**Task requirements:**
In the data below, find every line with the string "text" and pull it out.

**Extracted records:**
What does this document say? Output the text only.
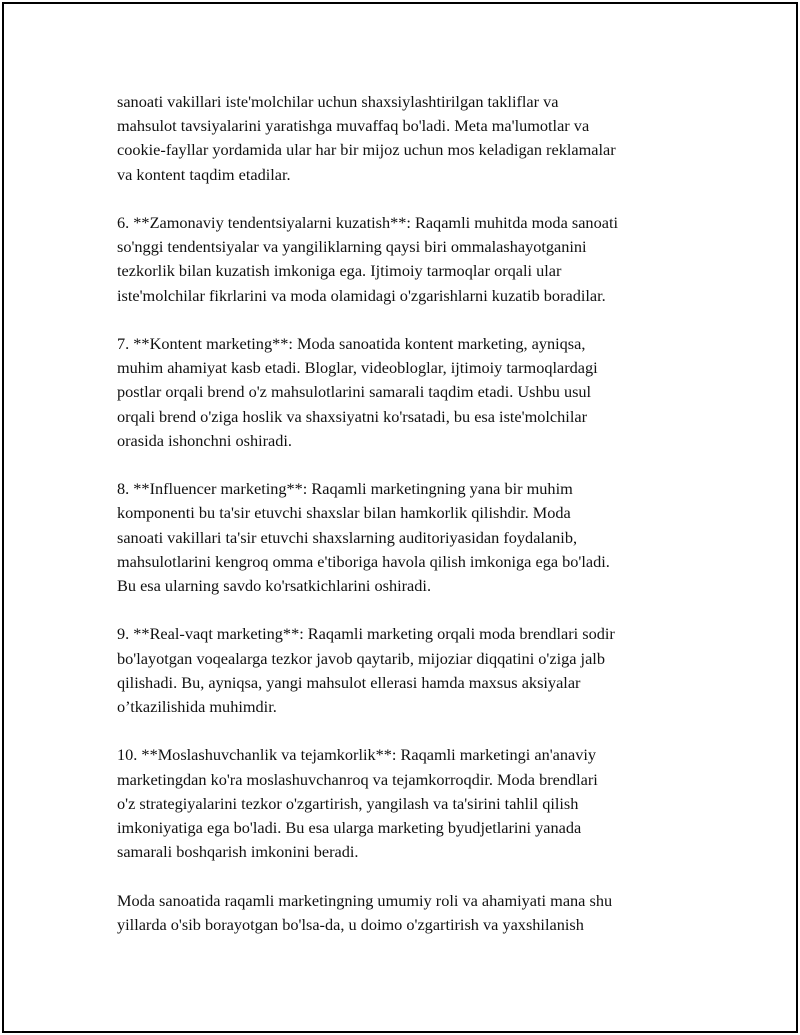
sanoati vakillari iste'molchilar uchun shaxsiylashtirilgan takliflar va
mahsulot tavsiyalarini yaratishga muvaffaq bo'ladi. Meta ma'lumotlar va
cookie-fayllar yordamida ular har bir mijoz uchun mos keladigan reklamalar
va kontent taqdim etadilar.

6. **Zamonaviy tendentsiyalarni kuzatish**: Raqamli muhitda moda sanoati
so'nggi tendentsiyalar va yangiliklarning qaysi biri ommalashayotganini
tezkorlik bilan kuzatish imkoniga ega. Ijtimoiy tarmoqlar orqali ular
iste'molchilar fikrlarini va moda olamidagi o'zgarishlarni kuzatib boradilar.

7. **Kontent marketing**: Moda sanoatida kontent marketing, ayniqsa,
muhim ahamiyat kasb etadi. Bloglar, videobloglar, ijtimoiy tarmoqlardagi
postlar orqali brend o'z mahsulotlarini samarali taqdim etadi. Ushbu usul
orqali brend o'ziga hoslik va shaxsiyatni ko'rsatadi, bu esa iste'molchilar
orasida ishonchni oshiradi.

8. **Influencer marketing**: Raqamli marketingning yana bir muhim
komponenti bu ta'sir etuvchi shaxslar bilan hamkorlik qilishdir. Moda
sanoati vakillari ta'sir etuvchi shaxslarning auditoriyasidan foydalanib,
mahsulotlarini kengroq omma e'tiboriga havola qilish imkoniga ega bo'ladi.
Bu esa ularning savdo ko'rsatkichlarini oshiradi.

9. **Real-vaqt marketing**: Raqamli marketing orqali moda brendlari sodir
bo'layotgan voqealarga tezkor javob qaytarib, mijoziar diqqatini o'ziga jalb
qilishadi. Bu, ayniqsa, yangi mahsulot ellerasi hamda maxsus aksiyalar
o’tkazilishida muhimdir.

10. **Moslashuvchanlik va tejamkorlik**: Raqamli marketingi an'anaviy
marketingdan ko'ra moslashuvchanroq va tejamkorroqdir. Moda brendlari
o'z strategiyalarini tezkor o'zgartirish, yangilash va ta'sirini tahlil qilish
imkoniyatiga ega bo'ladi. Bu esa ularga marketing byudjetlarini yanada
samarali boshqarish imkonini beradi.

Moda sanoatida raqamli marketingning umumiy roli va ahamiyati mana shu
yillarda o'sib borayotgan bo'lsa-da, u doimo o'zgartirish va yaxshilanish
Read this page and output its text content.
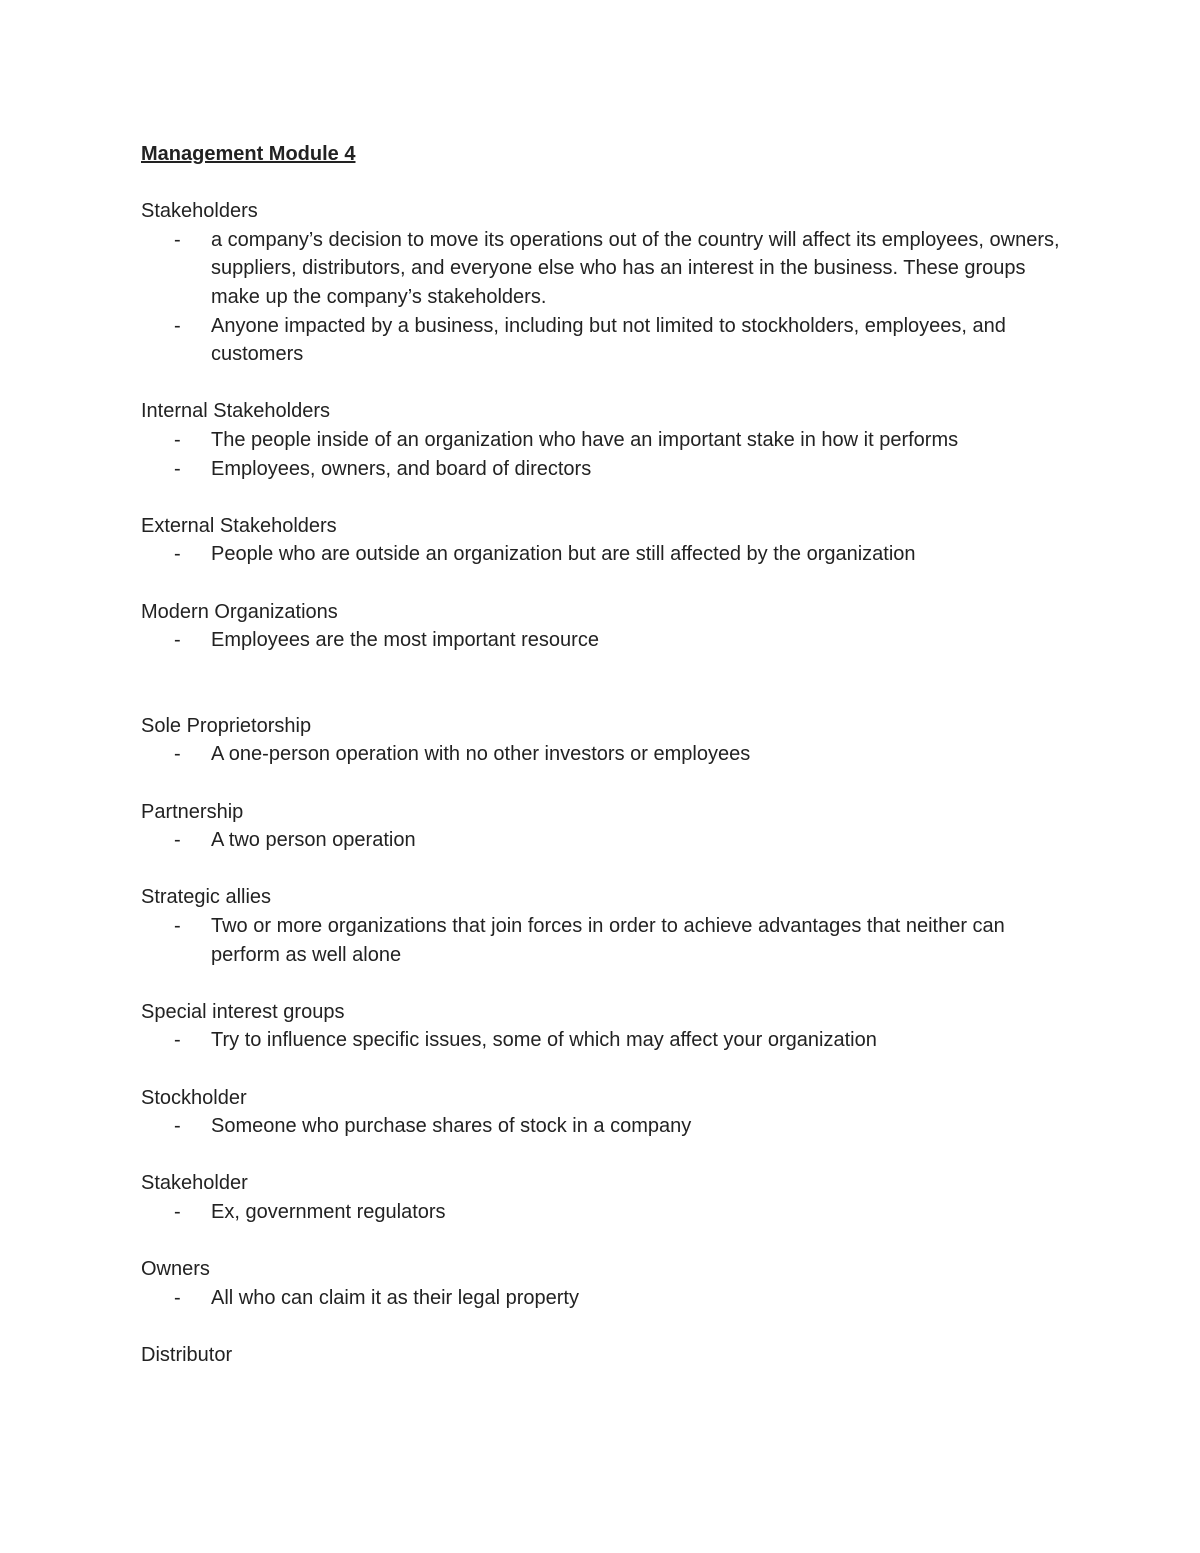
Management Module 4

Stakeholders

- a company’s decision to move its operations out of the country will affect its employees, owners, suppliers, distributors, and everyone else who has an interest in the business. These groups make up the company’s stakeholders.
- Anyone impacted by a business, including but not limited to stockholders, employees, and customers

Internal Stakeholders

- The people inside of an organization who have an important stake in how it performs
- Employees, owners, and board of directors

External Stakeholders

- People who are outside an organization but are still affected by the organization

Modern Organizations

- Employees are the most important resource

Sole Proprietorship

- A one-person operation with no other investors or employees

Partnership

- A two person operation

Strategic allies

- Two or more organizations that join forces in order to achieve advantages that neither can perform as well alone

Special interest groups

- Try to influence specific issues, some of which may affect your organization

Stockholder

- Someone who purchase shares of stock in a company

Stakeholder

- Ex, government regulators

Owners

- All who can claim it as their legal property

Distributor
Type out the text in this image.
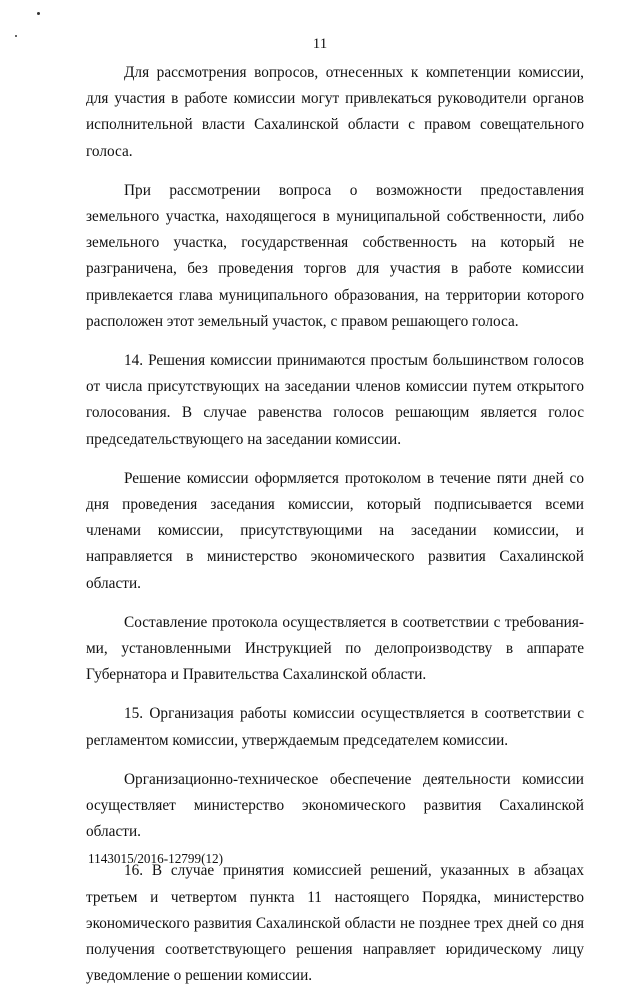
11

Для рассмотрения вопросов, отнесенных к компетенции комиссии, для участия в работе комиссии могут привлекаться руководители органов исполнительной власти Сахалинской области с правом совещательного голоса.

При рассмотрении вопроса о возможности предоставления земельного участка, находящегося в муниципальной собственности, либо земельного участка, государственная собственность на который не разграничена, без проведения торгов для участия в работе комиссии привлекается глава муниципального образования, на территории которого расположен этот земельный участок, с правом решающего голоса.

14. Решения комиссии принимаются простым большинством голосов от числа присутствующих на заседании членов комиссии путем открытого голосования. В случае равенства голосов решающим является голос председательствующего на заседании комиссии.

Решение комиссии оформляется протоколом в течение пяти дней со дня проведения заседания комиссии, который подписывается всеми членами комиссии, присутствующими на заседании комиссии, и направляется в министерство экономического развития Сахалинской области.

Составление протокола осуществляется в соответствии с требованиями, установленными Инструкцией по делопроизводству в аппарате Губернатора и Правительства Сахалинской области.

15. Организация работы комиссии осуществляется в соответствии с регламентом комиссии, утверждаемым председателем комиссии.

Организационно-техническое обеспечение деятельности комиссии осуществляет министерство экономического развития Сахалинской области.

16. В случае принятия комиссией решений, указанных в абзацах третьем и четвертом пункта 11 настоящего Порядка, министерство экономического развития Сахалинской области не позднее трех дней со дня получения соответствующего решения направляет юридическому лицу уведомление о решении комиссии.

1143015/2016-12799(12)
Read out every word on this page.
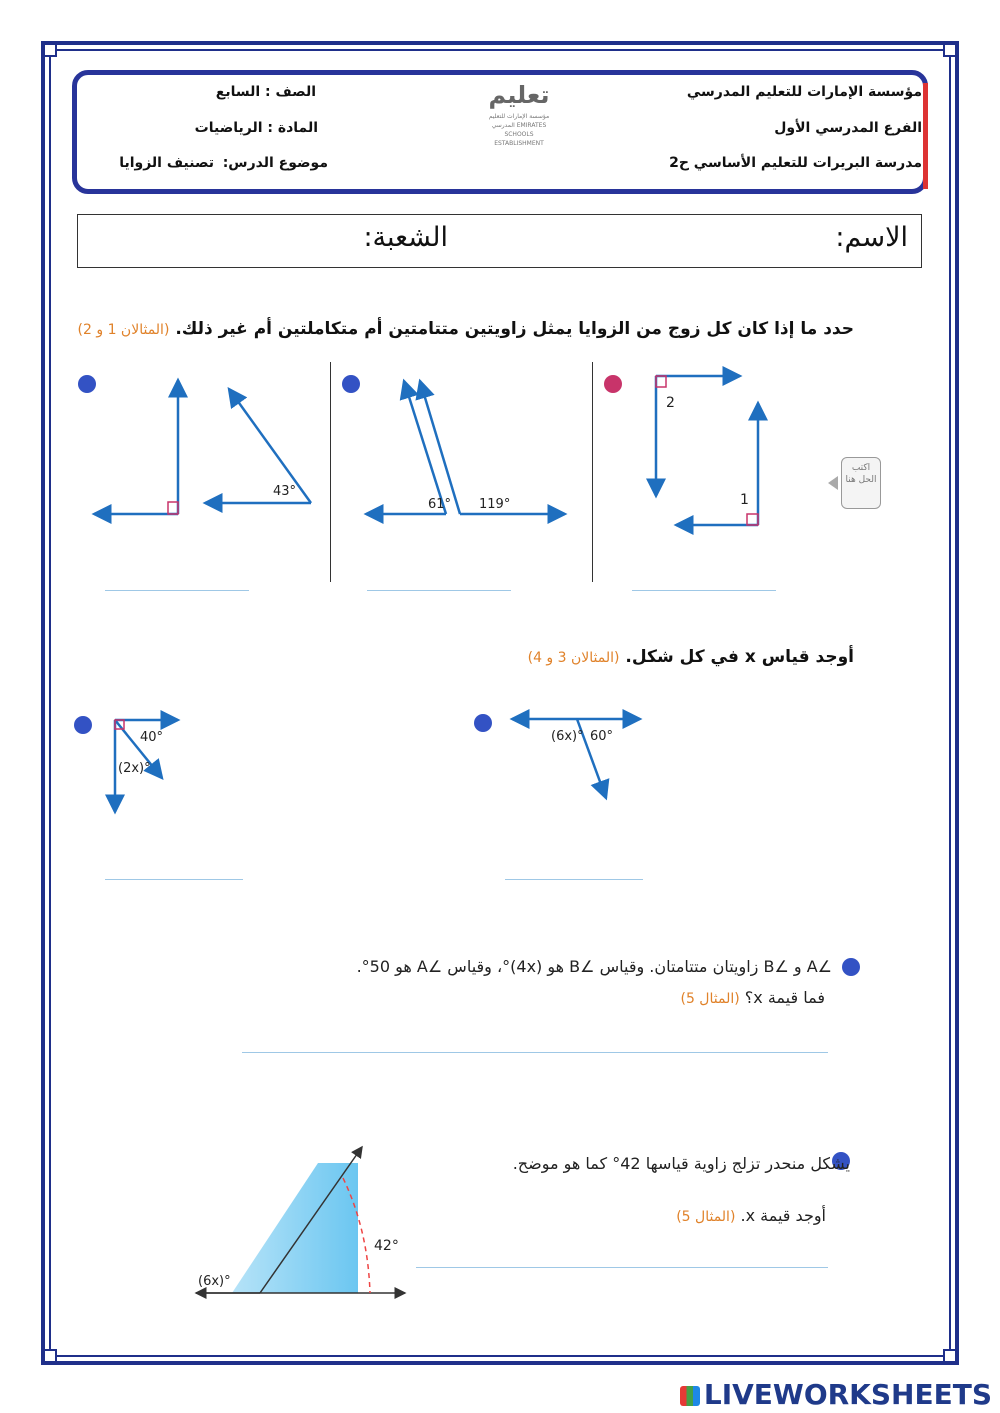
مؤسسة الإمارات للتعليم المدرسي
الفرع المدرسي الأول
مدرسة البريرات للتعليم الأساسي ح2
الصف : السابع
المادة : الرياضيات
موضوع الدرس:
تصنيف الزوايا
تعليم
مؤسسة الإمارات للتعليم المدرسي EMIRATES SCHOOLS ESTABLISHMENT
الاسم:
الشعبة:
حدد ما إذا كان كل زوج من الزوايا يمثل زاويتين متتامتين أم متكاملتين أم غير ذلك. (المثالان 1 و 2)
43°
61° 119°
2
1
40°
(2x)°
(6x)° 60°
42°
(6x)°
اكتب الحل هنا
أوجد قياس x في كل شكل. (المثالان 3 و 4)
∠A و ∠B زاويتان متتامتان. وقياس ∠B هو (4x)°، وقياس ∠A هو 50°.
فما قيمة x؟ (المثال 5)
يشكل منحدر تزلج زاوية قياسها 42° كما هو موضح.
أوجد قيمة x. (المثال 5)
LIVEWORKSHEETS
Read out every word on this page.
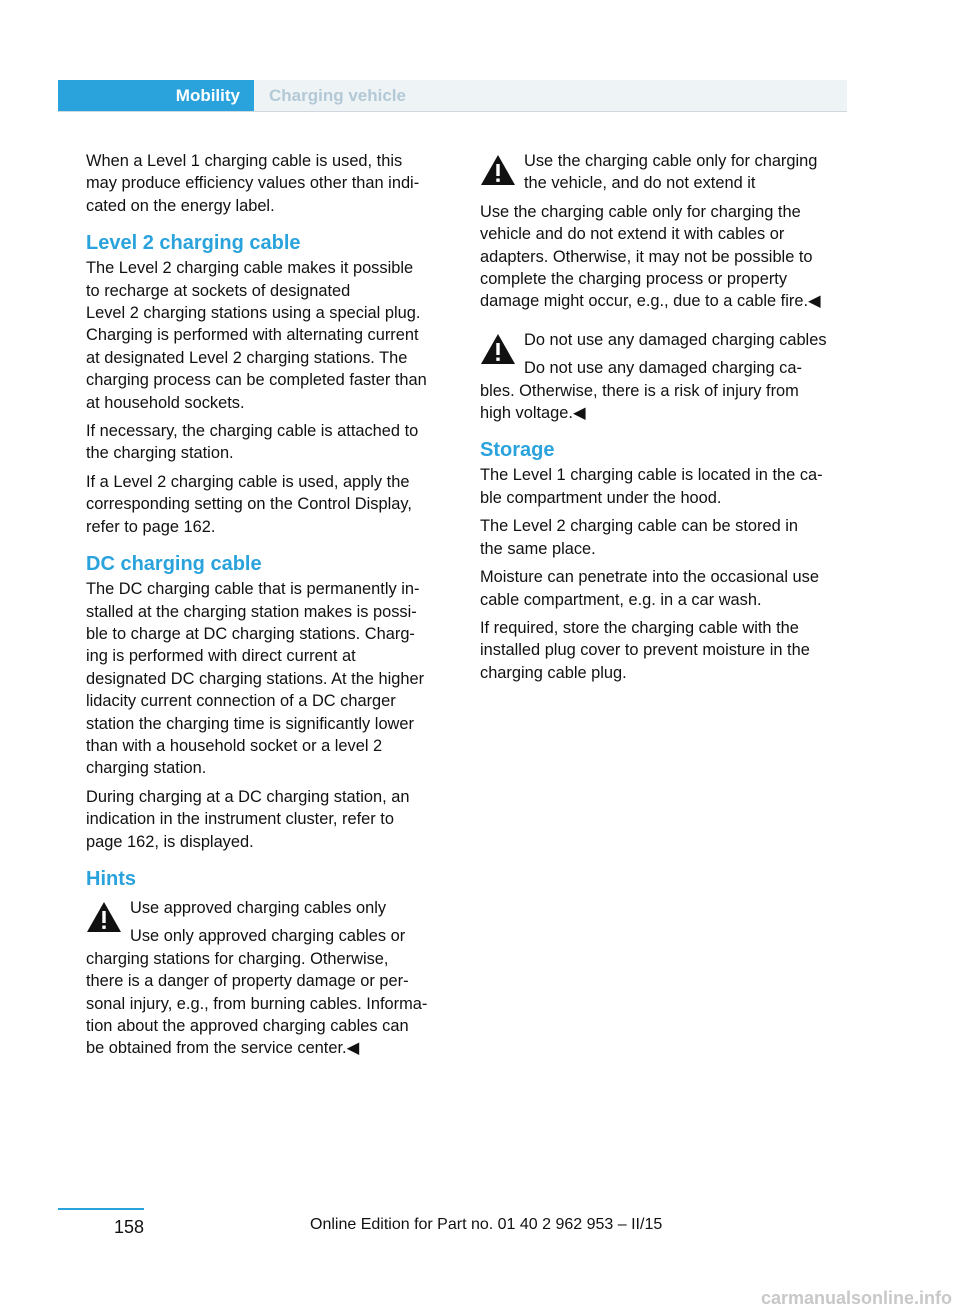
Mobility	Charging vehicle

When a Level 1 charging cable is used, this
may produce efficiency values other than indi-
cated on the energy label.

Level 2 charging cable

The Level 2 charging cable makes it possible
to recharge at sockets of designated
Level 2 charging stations using a special plug.
Charging is performed with alternating current
at designated Level 2 charging stations. The
charging process can be completed faster than
at household sockets.

If necessary, the charging cable is attached to
the charging station.

If a Level 2 charging cable is used, apply the
corresponding setting on the Control Display,
refer to page 162.

DC charging cable

The DC charging cable that is permanently in-
stalled at the charging station makes is possi-
ble to charge at DC charging stations. Charg-
ing is performed with direct current at
designated DC charging stations. At the higher
lidacity current connection of a DC charger
station the charging time is significantly lower
than with a household socket or a level 2
charging station.

During charging at a DC charging station, an
indication in the instrument cluster, refer to
page 162, is displayed.

Hints

Use approved charging cables only

Use only approved charging cables or

charging stations for charging. Otherwise,
there is a danger of property damage or per-
sonal injury, e.g., from burning cables. Informa-
tion about the approved charging cables can
be obtained from the service center.◀

Use the charging cable only for charging
the vehicle, and do not extend it

Use the charging cable only for charging the
vehicle and do not extend it with cables or
adapters. Otherwise, it may not be possible to
complete the charging process or property
damage might occur, e.g., due to a cable fire.◀

Do not use any damaged charging cables

Do not use any damaged charging ca-

bles. Otherwise, there is a risk of injury from
high voltage.◀

Storage

The Level 1 charging cable is located in the ca-
ble compartment under the hood.

The Level 2 charging cable can be stored in
the same place.

Moisture can penetrate into the occasional use
cable compartment, e.g. in a car wash.

If required, store the charging cable with the
installed plug cover to prevent moisture in the
charging cable plug.

158	Online Edition for Part no. 01 40 2 962 953 – II/15
carmanualsonline.info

**Written response:**
What does this document say? Output the text only.
Read this page and output its text content.
Type out the text in this image.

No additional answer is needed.